Written instruction: Transcribe the tail of the listing: start at the line containing "Extract all readable text from this page." and stop after the last line, keeping every character as is and adding nothing.

start Input data

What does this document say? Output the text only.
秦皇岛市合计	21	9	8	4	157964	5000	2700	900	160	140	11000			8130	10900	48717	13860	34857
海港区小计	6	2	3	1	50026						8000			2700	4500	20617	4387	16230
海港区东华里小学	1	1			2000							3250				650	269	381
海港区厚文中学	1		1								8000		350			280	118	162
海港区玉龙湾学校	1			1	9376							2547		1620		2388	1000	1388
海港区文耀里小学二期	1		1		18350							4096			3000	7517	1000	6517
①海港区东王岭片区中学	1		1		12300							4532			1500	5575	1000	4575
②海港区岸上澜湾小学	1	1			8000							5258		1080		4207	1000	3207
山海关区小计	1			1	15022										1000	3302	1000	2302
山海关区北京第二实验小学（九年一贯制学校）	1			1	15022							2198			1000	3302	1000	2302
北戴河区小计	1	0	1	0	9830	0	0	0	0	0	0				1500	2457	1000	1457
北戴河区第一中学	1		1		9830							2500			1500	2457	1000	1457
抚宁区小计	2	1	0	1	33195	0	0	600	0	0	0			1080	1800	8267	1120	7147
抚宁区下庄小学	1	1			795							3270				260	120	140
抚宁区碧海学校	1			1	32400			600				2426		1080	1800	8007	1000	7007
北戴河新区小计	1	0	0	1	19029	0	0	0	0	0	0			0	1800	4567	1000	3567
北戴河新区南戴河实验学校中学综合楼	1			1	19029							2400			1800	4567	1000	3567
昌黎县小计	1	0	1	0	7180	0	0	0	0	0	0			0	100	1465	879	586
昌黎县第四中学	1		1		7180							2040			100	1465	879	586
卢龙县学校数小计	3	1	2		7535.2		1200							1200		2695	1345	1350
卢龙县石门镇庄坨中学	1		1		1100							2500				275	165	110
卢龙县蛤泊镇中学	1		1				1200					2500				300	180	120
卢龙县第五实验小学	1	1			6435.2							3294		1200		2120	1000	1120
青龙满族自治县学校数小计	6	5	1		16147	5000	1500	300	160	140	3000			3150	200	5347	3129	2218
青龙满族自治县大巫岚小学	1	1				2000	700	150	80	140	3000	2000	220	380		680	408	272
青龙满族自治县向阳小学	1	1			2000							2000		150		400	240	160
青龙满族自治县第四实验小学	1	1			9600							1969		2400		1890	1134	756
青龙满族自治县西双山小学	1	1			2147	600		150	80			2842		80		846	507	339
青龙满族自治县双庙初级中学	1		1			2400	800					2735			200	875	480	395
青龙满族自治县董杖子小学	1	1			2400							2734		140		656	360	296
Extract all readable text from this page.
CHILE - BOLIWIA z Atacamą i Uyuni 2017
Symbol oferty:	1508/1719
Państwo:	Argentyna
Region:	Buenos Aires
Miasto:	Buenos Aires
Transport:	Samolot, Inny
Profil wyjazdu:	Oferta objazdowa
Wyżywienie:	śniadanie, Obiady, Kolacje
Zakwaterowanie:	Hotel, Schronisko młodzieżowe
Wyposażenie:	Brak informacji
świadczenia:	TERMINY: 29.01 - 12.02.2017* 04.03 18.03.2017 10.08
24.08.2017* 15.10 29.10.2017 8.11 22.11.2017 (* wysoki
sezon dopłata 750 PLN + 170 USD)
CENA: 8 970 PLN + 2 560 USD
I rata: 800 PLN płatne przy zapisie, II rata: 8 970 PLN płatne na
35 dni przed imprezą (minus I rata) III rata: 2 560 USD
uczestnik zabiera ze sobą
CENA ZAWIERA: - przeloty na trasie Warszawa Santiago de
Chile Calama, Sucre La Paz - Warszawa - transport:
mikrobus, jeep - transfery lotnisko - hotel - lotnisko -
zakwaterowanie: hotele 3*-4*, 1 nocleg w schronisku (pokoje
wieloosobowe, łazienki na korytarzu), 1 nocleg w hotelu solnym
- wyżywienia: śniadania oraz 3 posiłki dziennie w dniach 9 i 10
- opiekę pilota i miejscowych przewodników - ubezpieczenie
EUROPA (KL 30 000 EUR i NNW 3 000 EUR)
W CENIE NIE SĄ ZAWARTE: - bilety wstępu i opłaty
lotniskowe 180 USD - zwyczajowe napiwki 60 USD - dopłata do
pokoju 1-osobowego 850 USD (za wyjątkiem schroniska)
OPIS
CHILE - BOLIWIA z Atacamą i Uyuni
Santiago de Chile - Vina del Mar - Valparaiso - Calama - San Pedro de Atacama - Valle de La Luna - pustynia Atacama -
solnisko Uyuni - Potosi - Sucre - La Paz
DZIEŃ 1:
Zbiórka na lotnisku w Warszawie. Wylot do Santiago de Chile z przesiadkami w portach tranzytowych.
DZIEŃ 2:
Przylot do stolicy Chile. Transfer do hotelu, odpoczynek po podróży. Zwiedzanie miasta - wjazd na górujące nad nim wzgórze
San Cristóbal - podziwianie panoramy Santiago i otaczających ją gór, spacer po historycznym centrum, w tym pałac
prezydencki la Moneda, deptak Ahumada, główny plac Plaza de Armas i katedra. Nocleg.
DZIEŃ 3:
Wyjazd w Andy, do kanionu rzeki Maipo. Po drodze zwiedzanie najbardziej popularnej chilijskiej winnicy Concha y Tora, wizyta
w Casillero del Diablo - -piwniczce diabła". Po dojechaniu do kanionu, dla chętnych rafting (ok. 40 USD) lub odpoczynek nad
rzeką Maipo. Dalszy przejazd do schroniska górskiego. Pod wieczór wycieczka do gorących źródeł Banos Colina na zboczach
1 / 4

end Input data

Task result:
Extract all readable text from this page.
CHILE - BOLIWIA z Atacamą i Uyuni 2017
Symbol oferty:	1508/1719
Państwo:	Argentyna
Region:	Buenos Aires
Miasto:	Buenos Aires
Transport:	Samolot, Inny
Profil wyjazdu:	Oferta objazdowa
Wyżywienie:	śniadanie, Obiady, Kolacje
Zakwaterowanie:	Hotel, Schronisko młodzieżowe
Wyposażenie:	Brak informacji
świadczenia:	TERMINY: 29.01 - 12.02.2017* 04.03 18.03.2017 10.08
24.08.2017* 15.10 29.10.2017 8.11 22.11.2017 (* wysoki
sezon dopłata 750 PLN + 170 USD)
CENA: 8 970 PLN + 2 560 USD
I rata: 800 PLN płatne przy zapisie, II rata: 8 970 PLN płatne na
35 dni przed imprezą (minus I rata) III rata: 2 560 USD
uczestnik zabiera ze sobą
CENA ZAWIERA: - przeloty na trasie Warszawa Santiago de
Chile Calama, Sucre La Paz - Warszawa - transport:
mikrobus, jeep - transfery lotnisko - hotel - lotnisko -
zakwaterowanie: hotele 3*-4*, 1 nocleg w schronisku (pokoje
wieloosobowe, łazienki na korytarzu), 1 nocleg w hotelu solnym
- wyżywienia: śniadania oraz 3 posiłki dziennie w dniach 9 i 10
- opiekę pilota i miejscowych przewodników - ubezpieczenie
EUROPA (KL 30 000 EUR i NNW 3 000 EUR)
W CENIE NIE SĄ ZAWARTE: - bilety wstępu i opłaty
lotniskowe 180 USD - zwyczajowe napiwki 60 USD - dopłata do
pokoju 1-osobowego 850 USD (za wyjątkiem schroniska)
OPIS
CHILE - BOLIWIA z Atacamą i Uyuni
Santiago de Chile - Vina del Mar - Valparaiso - Calama - San Pedro de Atacama - Valle de La Luna - pustynia Atacama -
solnisko Uyuni - Potosi - Sucre - La Paz
DZIEŃ 1:
Zbiórka na lotnisku w Warszawie. Wylot do Santiago de Chile z przesiadkami w portach tranzytowych.
DZIEŃ 2:
Przylot do stolicy Chile. Transfer do hotelu, odpoczynek po podróży. Zwiedzanie miasta - wjazd na górujące nad nim wzgórze
San Cristóbal - podziwianie panoramy Santiago i otaczających ją gór, spacer po historycznym centrum, w tym pałac
prezydencki la Moneda, deptak Ahumada, główny plac Plaza de Armas i katedra. Nocleg.
DZIEŃ 3:
Wyjazd w Andy, do kanionu rzeki Maipo. Po drodze zwiedzanie najbardziej popularnej chilijskiej winnicy Concha y Tora, wizyta
w Casillero del Diablo - -piwniczce diabła". Po dojechaniu do kanionu, dla chętnych rafting (ok. 40 USD) lub odpoczynek nad
rzeką Maipo. Dalszy przejazd do schroniska górskiego. Pod wieczór wycieczka do gorących źródeł Banos Colina na zboczach
1 / 4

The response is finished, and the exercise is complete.